Select every line holding the word "this" and copy it.
:: Information given ::
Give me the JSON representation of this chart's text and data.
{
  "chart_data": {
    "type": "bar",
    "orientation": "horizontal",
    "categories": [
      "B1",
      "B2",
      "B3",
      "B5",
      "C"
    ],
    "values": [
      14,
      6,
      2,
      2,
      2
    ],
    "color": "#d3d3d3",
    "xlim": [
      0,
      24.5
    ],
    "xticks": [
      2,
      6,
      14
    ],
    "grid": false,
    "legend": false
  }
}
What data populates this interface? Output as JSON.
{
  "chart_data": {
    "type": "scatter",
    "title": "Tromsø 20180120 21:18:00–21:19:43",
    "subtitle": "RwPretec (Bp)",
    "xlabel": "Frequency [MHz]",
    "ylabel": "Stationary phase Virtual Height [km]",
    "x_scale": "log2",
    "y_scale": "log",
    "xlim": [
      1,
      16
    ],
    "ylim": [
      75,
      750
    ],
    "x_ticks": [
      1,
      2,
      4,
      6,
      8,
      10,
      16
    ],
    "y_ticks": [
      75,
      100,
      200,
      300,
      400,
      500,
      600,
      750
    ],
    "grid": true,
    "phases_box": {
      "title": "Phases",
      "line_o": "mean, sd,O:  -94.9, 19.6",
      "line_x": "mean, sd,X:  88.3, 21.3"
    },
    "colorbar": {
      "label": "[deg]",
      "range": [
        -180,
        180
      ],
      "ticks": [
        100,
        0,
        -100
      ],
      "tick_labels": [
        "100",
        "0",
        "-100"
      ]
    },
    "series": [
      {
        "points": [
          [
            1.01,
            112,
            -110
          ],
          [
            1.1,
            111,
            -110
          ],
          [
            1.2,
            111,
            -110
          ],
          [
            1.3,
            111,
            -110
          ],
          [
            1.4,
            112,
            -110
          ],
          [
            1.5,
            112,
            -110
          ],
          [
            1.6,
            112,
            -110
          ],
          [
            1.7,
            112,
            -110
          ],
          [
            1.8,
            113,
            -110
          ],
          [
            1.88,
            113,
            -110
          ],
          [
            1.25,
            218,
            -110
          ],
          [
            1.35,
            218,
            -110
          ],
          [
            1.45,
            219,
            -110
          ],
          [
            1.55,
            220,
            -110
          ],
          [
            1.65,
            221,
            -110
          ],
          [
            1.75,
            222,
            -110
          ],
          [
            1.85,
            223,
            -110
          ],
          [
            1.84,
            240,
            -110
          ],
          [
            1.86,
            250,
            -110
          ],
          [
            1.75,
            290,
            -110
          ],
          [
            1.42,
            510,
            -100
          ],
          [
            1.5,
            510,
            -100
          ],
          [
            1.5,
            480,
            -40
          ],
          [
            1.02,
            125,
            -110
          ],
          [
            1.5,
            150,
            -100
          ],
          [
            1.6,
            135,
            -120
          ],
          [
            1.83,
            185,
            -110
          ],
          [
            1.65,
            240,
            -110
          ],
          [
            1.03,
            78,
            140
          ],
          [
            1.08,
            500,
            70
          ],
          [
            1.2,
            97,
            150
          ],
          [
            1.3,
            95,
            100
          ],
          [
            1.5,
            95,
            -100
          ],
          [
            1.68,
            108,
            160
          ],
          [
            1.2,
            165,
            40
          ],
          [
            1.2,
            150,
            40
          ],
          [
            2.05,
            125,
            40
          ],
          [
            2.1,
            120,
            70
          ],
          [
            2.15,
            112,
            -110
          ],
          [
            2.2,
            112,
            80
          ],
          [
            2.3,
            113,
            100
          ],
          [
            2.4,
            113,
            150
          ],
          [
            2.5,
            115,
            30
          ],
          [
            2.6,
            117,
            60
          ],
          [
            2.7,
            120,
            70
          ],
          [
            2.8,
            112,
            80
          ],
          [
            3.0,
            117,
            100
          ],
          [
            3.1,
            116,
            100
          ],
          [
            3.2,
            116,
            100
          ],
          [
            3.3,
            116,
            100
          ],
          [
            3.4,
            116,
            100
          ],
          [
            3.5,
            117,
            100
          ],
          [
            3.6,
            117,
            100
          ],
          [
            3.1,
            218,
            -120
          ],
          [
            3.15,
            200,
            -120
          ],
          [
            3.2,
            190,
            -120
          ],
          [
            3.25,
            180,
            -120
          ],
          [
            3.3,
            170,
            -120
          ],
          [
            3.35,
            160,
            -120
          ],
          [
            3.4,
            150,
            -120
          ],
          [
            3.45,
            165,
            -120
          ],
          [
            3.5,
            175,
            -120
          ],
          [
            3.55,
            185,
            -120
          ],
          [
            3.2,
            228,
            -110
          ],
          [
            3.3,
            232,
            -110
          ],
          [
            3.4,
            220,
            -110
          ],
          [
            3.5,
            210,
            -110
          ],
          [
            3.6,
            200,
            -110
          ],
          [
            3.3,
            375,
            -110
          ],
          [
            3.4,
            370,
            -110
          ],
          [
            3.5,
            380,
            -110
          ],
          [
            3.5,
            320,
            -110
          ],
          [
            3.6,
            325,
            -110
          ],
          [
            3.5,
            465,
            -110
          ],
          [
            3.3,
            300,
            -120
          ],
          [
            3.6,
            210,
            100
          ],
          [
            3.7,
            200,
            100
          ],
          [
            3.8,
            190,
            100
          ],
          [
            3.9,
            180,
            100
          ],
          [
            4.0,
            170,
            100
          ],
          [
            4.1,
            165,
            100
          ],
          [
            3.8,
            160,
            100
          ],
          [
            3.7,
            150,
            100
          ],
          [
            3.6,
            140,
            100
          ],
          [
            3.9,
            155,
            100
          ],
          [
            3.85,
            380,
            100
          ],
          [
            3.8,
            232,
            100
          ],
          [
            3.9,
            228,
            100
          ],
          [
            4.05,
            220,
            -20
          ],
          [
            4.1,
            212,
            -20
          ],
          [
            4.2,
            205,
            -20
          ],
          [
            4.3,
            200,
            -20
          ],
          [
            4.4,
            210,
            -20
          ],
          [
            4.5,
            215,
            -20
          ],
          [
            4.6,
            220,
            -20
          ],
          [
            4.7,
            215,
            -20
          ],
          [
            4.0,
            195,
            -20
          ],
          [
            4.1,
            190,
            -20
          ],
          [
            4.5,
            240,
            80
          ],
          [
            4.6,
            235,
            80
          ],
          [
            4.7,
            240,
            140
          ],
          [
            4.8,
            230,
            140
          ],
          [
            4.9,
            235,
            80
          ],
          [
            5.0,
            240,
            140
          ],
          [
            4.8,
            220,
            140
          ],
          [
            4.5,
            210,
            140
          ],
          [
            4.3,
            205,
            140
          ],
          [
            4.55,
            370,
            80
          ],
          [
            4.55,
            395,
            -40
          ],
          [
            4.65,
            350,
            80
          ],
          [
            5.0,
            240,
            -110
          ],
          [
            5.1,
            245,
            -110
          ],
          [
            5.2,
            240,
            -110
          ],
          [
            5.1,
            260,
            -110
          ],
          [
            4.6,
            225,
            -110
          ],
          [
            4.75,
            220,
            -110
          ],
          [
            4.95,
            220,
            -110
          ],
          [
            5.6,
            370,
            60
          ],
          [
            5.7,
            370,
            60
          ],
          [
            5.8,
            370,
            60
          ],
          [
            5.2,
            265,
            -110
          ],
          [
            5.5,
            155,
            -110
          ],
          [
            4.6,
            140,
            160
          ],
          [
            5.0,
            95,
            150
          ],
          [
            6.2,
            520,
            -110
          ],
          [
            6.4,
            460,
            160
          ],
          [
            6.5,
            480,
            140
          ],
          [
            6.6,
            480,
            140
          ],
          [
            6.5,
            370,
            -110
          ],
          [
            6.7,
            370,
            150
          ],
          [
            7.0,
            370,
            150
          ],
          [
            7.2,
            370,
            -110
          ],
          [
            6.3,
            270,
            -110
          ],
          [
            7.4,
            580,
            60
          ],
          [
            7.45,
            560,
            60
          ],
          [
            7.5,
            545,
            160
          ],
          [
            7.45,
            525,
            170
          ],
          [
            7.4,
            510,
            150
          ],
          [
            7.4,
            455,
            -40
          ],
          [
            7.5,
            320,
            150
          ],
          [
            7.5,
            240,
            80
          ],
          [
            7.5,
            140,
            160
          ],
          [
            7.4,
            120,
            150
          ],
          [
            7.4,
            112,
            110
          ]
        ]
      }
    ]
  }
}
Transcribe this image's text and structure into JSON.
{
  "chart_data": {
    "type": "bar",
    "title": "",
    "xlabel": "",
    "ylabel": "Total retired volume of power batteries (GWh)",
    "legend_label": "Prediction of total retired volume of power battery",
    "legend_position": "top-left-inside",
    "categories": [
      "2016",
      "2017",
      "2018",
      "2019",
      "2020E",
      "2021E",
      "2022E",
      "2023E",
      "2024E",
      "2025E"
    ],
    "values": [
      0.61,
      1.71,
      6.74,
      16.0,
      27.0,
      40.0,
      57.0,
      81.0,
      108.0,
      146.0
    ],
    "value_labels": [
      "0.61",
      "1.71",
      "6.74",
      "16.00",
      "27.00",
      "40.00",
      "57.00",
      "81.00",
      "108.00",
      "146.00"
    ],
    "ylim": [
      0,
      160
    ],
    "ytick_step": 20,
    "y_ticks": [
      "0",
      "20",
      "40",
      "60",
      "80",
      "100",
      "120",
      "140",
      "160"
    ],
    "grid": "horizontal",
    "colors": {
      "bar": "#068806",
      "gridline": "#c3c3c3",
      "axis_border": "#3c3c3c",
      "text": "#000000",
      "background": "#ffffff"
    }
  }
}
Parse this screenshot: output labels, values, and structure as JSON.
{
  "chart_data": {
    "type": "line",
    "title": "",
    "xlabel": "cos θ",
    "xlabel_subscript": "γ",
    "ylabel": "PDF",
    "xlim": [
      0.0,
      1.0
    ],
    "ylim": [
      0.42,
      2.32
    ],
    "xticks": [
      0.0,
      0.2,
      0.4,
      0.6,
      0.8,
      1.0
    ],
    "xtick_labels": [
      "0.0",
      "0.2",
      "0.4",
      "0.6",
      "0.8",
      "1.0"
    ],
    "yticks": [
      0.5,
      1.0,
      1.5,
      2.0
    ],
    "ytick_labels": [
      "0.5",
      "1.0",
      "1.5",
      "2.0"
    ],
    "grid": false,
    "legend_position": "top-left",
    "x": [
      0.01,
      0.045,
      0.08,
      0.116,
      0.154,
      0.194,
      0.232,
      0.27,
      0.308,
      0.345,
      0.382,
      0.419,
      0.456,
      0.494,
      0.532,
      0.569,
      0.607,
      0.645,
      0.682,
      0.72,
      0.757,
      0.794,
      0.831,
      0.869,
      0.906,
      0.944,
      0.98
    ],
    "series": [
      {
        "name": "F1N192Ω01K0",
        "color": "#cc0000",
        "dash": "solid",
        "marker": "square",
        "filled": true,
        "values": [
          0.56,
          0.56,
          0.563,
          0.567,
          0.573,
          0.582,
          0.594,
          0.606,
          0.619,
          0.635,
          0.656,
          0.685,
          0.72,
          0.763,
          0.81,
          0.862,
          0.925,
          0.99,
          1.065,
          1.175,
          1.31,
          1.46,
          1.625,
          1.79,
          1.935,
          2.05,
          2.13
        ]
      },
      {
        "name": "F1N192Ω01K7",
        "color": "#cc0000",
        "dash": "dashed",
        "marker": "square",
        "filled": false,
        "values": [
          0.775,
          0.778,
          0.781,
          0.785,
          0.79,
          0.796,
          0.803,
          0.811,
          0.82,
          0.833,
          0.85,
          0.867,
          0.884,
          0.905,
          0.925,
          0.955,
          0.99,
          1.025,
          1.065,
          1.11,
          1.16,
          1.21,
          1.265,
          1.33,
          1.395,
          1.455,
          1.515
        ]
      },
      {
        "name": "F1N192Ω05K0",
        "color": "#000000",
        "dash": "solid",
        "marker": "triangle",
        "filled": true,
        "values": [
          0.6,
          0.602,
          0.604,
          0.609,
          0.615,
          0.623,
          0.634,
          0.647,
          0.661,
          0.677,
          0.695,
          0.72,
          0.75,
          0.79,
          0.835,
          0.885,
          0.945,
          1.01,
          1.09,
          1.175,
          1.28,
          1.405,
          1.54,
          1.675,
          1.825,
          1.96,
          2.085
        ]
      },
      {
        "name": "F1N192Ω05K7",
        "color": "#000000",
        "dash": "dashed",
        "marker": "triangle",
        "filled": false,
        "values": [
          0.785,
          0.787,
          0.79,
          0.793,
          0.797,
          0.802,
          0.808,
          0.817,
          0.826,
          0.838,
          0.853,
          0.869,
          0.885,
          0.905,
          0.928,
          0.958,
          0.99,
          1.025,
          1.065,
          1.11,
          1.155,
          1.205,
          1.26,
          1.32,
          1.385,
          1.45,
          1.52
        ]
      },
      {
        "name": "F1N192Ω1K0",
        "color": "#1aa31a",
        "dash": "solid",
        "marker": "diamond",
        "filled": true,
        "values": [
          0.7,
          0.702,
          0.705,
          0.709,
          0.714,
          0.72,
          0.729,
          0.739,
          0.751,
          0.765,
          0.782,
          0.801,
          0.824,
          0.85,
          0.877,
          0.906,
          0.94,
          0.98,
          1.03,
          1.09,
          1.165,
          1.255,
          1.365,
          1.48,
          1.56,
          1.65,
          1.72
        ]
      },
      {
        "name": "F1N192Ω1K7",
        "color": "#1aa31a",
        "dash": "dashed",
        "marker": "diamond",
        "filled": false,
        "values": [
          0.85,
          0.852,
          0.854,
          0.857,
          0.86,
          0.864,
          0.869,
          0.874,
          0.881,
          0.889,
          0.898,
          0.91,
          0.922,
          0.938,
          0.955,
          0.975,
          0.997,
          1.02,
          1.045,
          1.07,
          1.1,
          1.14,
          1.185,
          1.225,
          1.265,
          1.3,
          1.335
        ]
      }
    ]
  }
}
:::
_Result of the exercise:_
Give me the JSON representation of this chart's text and data.
What data populates this interface? Output as JSON.
Transcribe this image's text and structure into JSON.
Parse this screenshot: output labels, values, and structure as JSON.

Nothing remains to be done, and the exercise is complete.